> The records
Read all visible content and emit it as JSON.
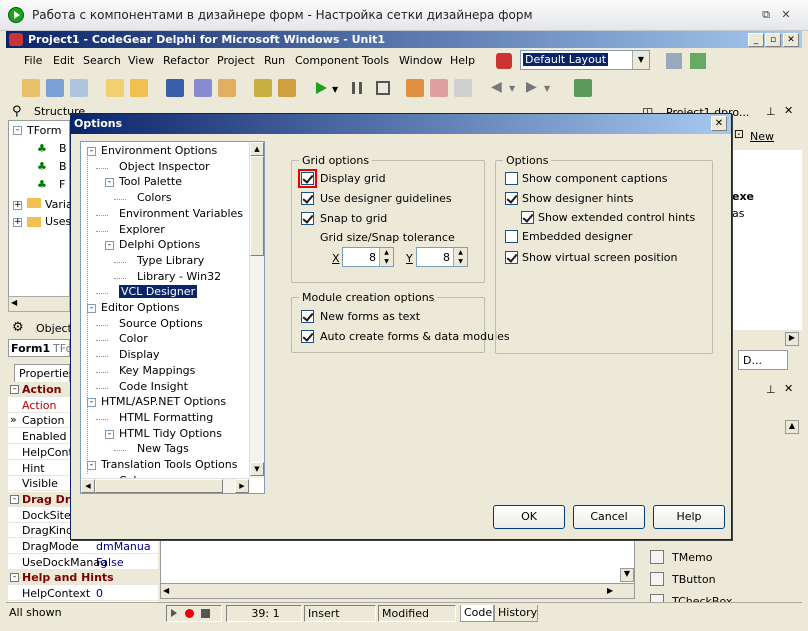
{
  "window": {
    "title": "Работа с компонентами в дизайнере форм - Настройка сетки дизайнера форм"
  },
  "ide": {
    "caption": "Project1 - CodeGear Delphi for Microsoft Windows - Unit1",
    "layout": "Default Layout"
  },
  "menu": [
    "File",
    "Edit",
    "Search",
    "View",
    "Refactor",
    "Project",
    "Run",
    "Component",
    "Tools",
    "Window",
    "Help"
  ],
  "structure": {
    "title": "Structure",
    "tree": [
      "TForm",
      "B",
      "B",
      "F",
      "Varia",
      "Uses"
    ]
  },
  "object_inspector": {
    "title": "Object",
    "object": "Form1",
    "object_type": "TFo",
    "tab": "Properties",
    "rows": [
      {
        "cat": true,
        "name": "Action"
      },
      {
        "name": "Action",
        "value": "",
        "red": true
      },
      {
        "name": "Caption",
        "value": "",
        "selected": true
      },
      {
        "name": "Enabled",
        "value": ""
      },
      {
        "name": "HelpConte",
        "value": ""
      },
      {
        "name": "Hint",
        "value": ""
      },
      {
        "name": "Visible",
        "value": ""
      },
      {
        "cat": true,
        "name": "Drag Dro"
      },
      {
        "name": "DockSite",
        "value": ""
      },
      {
        "name": "DragKind",
        "value": ""
      },
      {
        "name": "DragMode",
        "value": "dmManua"
      },
      {
        "name": "UseDockManag",
        "value": "False"
      },
      {
        "cat": true,
        "name": "Help and Hints"
      },
      {
        "name": "HelpContext",
        "value": "0"
      }
    ],
    "footer": "All shown"
  },
  "project_manager": {
    "title": "Project1.dpro...",
    "new_label": "New",
    "items": [
      "exe",
      "as"
    ],
    "tab": "D..."
  },
  "palette": [
    "TMemo",
    "TButton",
    "TCheckBox"
  ],
  "status": {
    "pos": "39:  1",
    "mode": "Insert",
    "state": "Modified",
    "tab_code": "Code",
    "tab_history": "History"
  },
  "dialog": {
    "title": "Options",
    "tree": [
      {
        "label": "Environment Options",
        "level": 0,
        "exp": "-"
      },
      {
        "label": "Object Inspector",
        "level": 1
      },
      {
        "label": "Tool Palette",
        "level": 1,
        "exp": "-"
      },
      {
        "label": "Colors",
        "level": 2
      },
      {
        "label": "Environment Variables",
        "level": 1
      },
      {
        "label": "Explorer",
        "level": 1
      },
      {
        "label": "Delphi Options",
        "level": 1,
        "exp": "-"
      },
      {
        "label": "Type Library",
        "level": 2
      },
      {
        "label": "Library - Win32",
        "level": 2
      },
      {
        "label": "VCL Designer",
        "level": 1,
        "selected": true
      },
      {
        "label": "Editor Options",
        "level": 0,
        "exp": "-"
      },
      {
        "label": "Source Options",
        "level": 1
      },
      {
        "label": "Color",
        "level": 1
      },
      {
        "label": "Display",
        "level": 1
      },
      {
        "label": "Key Mappings",
        "level": 1
      },
      {
        "label": "Code Insight",
        "level": 1
      },
      {
        "label": "HTML/ASP.NET Options",
        "level": 0,
        "exp": "-"
      },
      {
        "label": "HTML Formatting",
        "level": 1
      },
      {
        "label": "HTML Tidy Options",
        "level": 1,
        "exp": "-"
      },
      {
        "label": "New Tags",
        "level": 2
      },
      {
        "label": "Translation Tools Options",
        "level": 0,
        "exp": "-"
      },
      {
        "label": "Color",
        "level": 1
      }
    ],
    "grid_options": {
      "title": "Grid options",
      "display_grid": "Display grid",
      "guidelines": "Use designer guidelines",
      "snap": "Snap to grid",
      "size_label": "Grid size/Snap tolerance",
      "x_label": "X",
      "x_value": "8",
      "y_label": "Y",
      "y_value": "8"
    },
    "module_creation": {
      "title": "Module creation options",
      "new_forms_text": "New forms as text",
      "auto_create": "Auto create forms & data modules"
    },
    "options": {
      "title": "Options",
      "captions": "Show component captions",
      "hints": "Show designer hints",
      "extended_hints": "Show extended control hints",
      "embedded": "Embedded designer",
      "virtual_pos": "Show virtual screen position"
    },
    "buttons": {
      "ok": "OK",
      "cancel": "Cancel",
      "help": "Help"
    }
  }
}
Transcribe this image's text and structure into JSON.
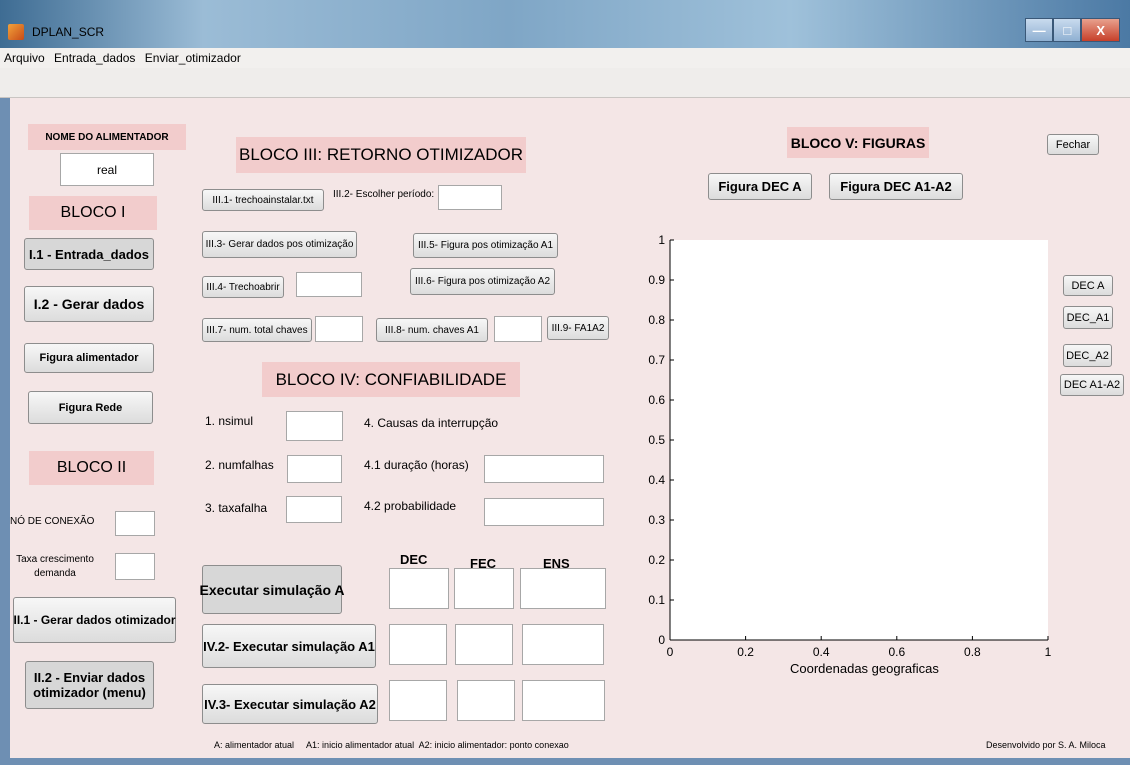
{
  "window": {
    "title": "DPLAN_SCR",
    "min_glyph": "—",
    "max_glyph": "□",
    "close_glyph": "X"
  },
  "menu": {
    "items": [
      "Arquivo",
      "Entrada_dados",
      "Enviar_otimizador"
    ]
  },
  "bloco1": {
    "nome_label": "NOME DO ALIMENTADOR",
    "nome_value": "real",
    "title": "BLOCO I",
    "entrada_btn": "I.1 - Entrada_dados",
    "gerar_btn": "I.2 - Gerar dados",
    "fig_alim_btn": "Figura alimentador",
    "fig_rede_btn": "Figura Rede"
  },
  "bloco2": {
    "title": "BLOCO II",
    "no_conexao_label": "NÓ DE CONEXÃO",
    "taxa_label_1": "Taxa crescimento",
    "taxa_label_2": "demanda",
    "gerar_otim_btn": "II.1 - Gerar dados otimizador",
    "enviar_btn_1": "II.2 - Enviar dados",
    "enviar_btn_2": "otimizador (menu)"
  },
  "bloco3": {
    "title": "BLOCO III: RETORNO OTIMIZADOR",
    "trecho_btn": "III.1- trechoainstalar.txt",
    "periodo_label": "III.2- Escolher período:",
    "gerar_pos_btn": "III.3- Gerar dados pos otimização",
    "fig_a1_btn": "III.5- Figura pos otimização A1",
    "trechoabrir_btn": "III.4- Trechoabrir",
    "fig_a2_btn": "III.6- Figura pos otimização A2",
    "num_total_btn": "III.7- num. total chaves",
    "num_a1_btn": "III.8- num. chaves A1",
    "fa1a2_btn": "III.9- FA1A2"
  },
  "bloco4": {
    "title": "BLOCO IV: CONFIABILIDADE",
    "nsimul_label": "1. nsimul",
    "numfalhas_label": "2. numfalhas",
    "taxafalha_label": "3. taxafalha",
    "causas_label": "4. Causas da interrupção",
    "duracao_label": "4.1 duração (horas)",
    "prob_label": "4.2 probabilidade",
    "col_dec": "DEC",
    "col_fec": "FEC",
    "col_ens": "ENS",
    "sim_a_btn": "Executar simulação A",
    "sim_a1_btn": "IV.2- Executar simulação A1",
    "sim_a2_btn": "IV.3- Executar simulação A2",
    "legend": "A: alimentador atual     A1: inicio alimentador atual  A2: inicio alimentador: ponto conexao"
  },
  "bloco5": {
    "title": "BLOCO V: FIGURAS",
    "fechar_btn": "Fechar",
    "fig_dec_a_btn": "Figura DEC A",
    "fig_dec_a1a2_btn": "Figura DEC A1-A2",
    "dec_a_btn": "DEC A",
    "dec_a1_btn": "DEC_A1",
    "dec_a2_btn": "DEC_A2",
    "dec_a1a2_btn": "DEC A1-A2",
    "credits": "Desenvolvido por S. A. Miloca"
  },
  "chart_data": {
    "type": "line",
    "xlabel": "Coordenadas geograficas",
    "ylabel": "",
    "title": "",
    "xlim": [
      0,
      1
    ],
    "ylim": [
      0,
      1
    ],
    "xticks": [
      "0",
      "0.2",
      "0.4",
      "0.6",
      "0.8",
      "1"
    ],
    "yticks": [
      "0",
      "0.1",
      "0.2",
      "0.3",
      "0.4",
      "0.5",
      "0.6",
      "0.7",
      "0.8",
      "0.9",
      "1"
    ],
    "series": []
  }
}
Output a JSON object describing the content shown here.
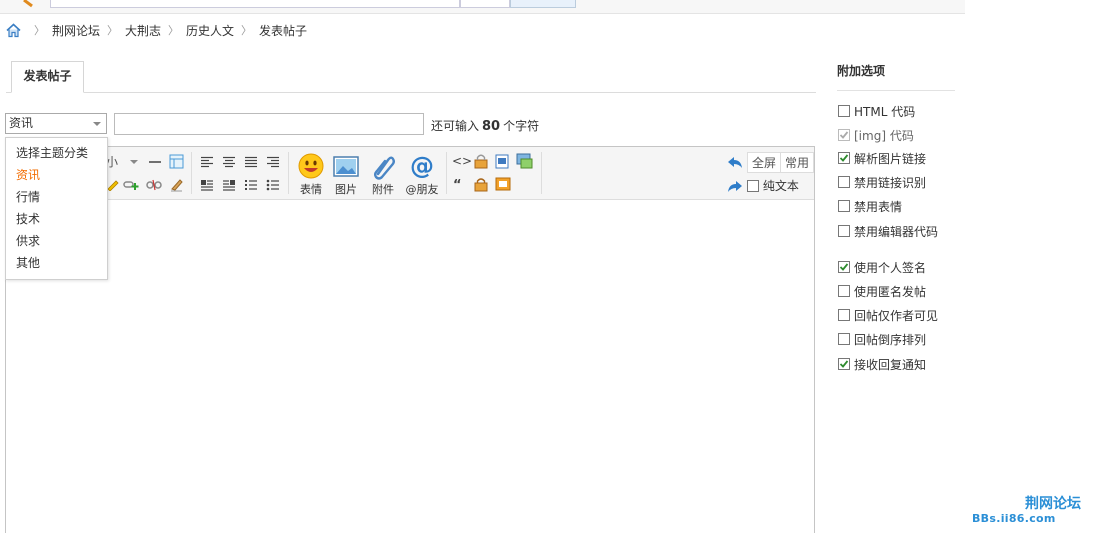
{
  "breadcrumb": [
    "荆网论坛",
    "大荆志",
    "历史人文",
    "发表帖子"
  ],
  "tab": {
    "label": "发表帖子"
  },
  "subject": {
    "category_selected": "资讯",
    "value": "",
    "count_prefix": "还可输入",
    "count_value": "80",
    "count_suffix": "个字符"
  },
  "category_options": [
    "选择主题分类",
    "资讯",
    "行情",
    "技术",
    "供求",
    "其他"
  ],
  "toolbar": {
    "size_label": "小",
    "emoji_label": "表情",
    "image_label": "图片",
    "attach_label": "附件",
    "mention_label": "@朋友",
    "fullscreen_label": "全屏",
    "common_label": "常用",
    "plaintext_label": "纯文本"
  },
  "sidebar": {
    "title": "附加选项",
    "options": [
      {
        "label": "HTML 代码",
        "checked": false,
        "disabled": false
      },
      {
        "label": "[img] 代码",
        "checked": true,
        "disabled": true
      },
      {
        "label": "解析图片链接",
        "checked": true,
        "disabled": false
      },
      {
        "label": "禁用链接识别",
        "checked": false,
        "disabled": false
      },
      {
        "label": "禁用表情",
        "checked": false,
        "disabled": false
      },
      {
        "label": "禁用编辑器代码",
        "checked": false,
        "disabled": false
      },
      {
        "label": "使用个人签名",
        "checked": true,
        "disabled": false
      },
      {
        "label": "使用匿名发帖",
        "checked": false,
        "disabled": false
      },
      {
        "label": "回帖仅作者可见",
        "checked": false,
        "disabled": false
      },
      {
        "label": "回帖倒序排列",
        "checked": false,
        "disabled": false
      },
      {
        "label": "接收回复通知",
        "checked": true,
        "disabled": false
      }
    ]
  },
  "watermark": {
    "title": "荆网论坛",
    "url": "BBs.ii86.com"
  },
  "colors": {
    "accent": "#2b8fd6",
    "selected_option": "#f26c00",
    "check": "#2e8b2e"
  }
}
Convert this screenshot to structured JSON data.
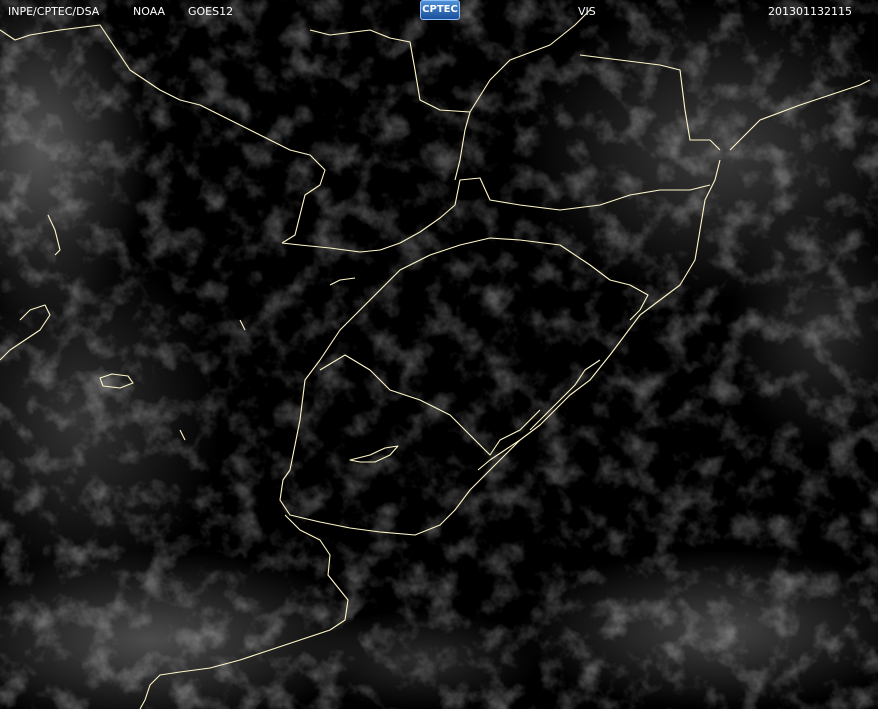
{
  "header": {
    "agency": "INPE/CPTEC/DSA",
    "source": "NOAA",
    "satellite": "GOES12",
    "logo_text": "CPTEC",
    "channel": "VIS",
    "timestamp": "201301132115"
  },
  "colors": {
    "background": "#000000",
    "coastline": "#fff7c8",
    "header_text": "#ffffff",
    "cloud": "#c8c8c8"
  }
}
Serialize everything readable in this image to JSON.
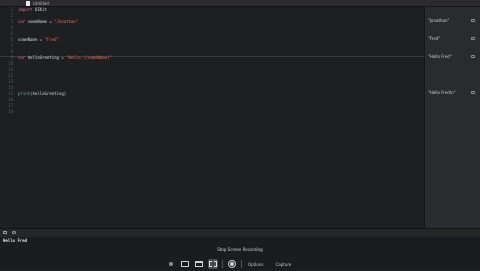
{
  "window": {
    "file_name": "Untitled"
  },
  "editor": {
    "line_numbers": [
      "1",
      "2",
      "3",
      "4",
      "5",
      "6",
      "7",
      "8",
      "9",
      "10",
      "11",
      "12",
      "13",
      "14",
      "15",
      "16",
      "17",
      "18"
    ],
    "lines": {
      "l1": {
        "kw": "import",
        "rest": " UIKit"
      },
      "l3": {
        "kw": "var",
        "name": " someName = ",
        "str": "\"Jonathan\""
      },
      "l6": {
        "name": "someName = ",
        "str": "\"Fred\""
      },
      "l9": {
        "kw": "var",
        "name": " helloGreeting = ",
        "str": "\"Hello \\(someName)\""
      },
      "l15": {
        "fn": "print",
        "rest": "(helloGreeting)"
      }
    }
  },
  "results": {
    "r3": "\"Jonathan\"",
    "r6": "\"Fred\"",
    "r9": "\"Hello Fred\"",
    "r15": "\"Hello Fred\\n\""
  },
  "console": {
    "output": "Hello Fred"
  },
  "screen_recording": {
    "label": "Stop Screen Recording",
    "options": "Options",
    "capture": "Capture"
  }
}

> Given problem
Examine the listing and say how many of its lines contain the string "helloGreeting". Give the number alone.

> Task output
2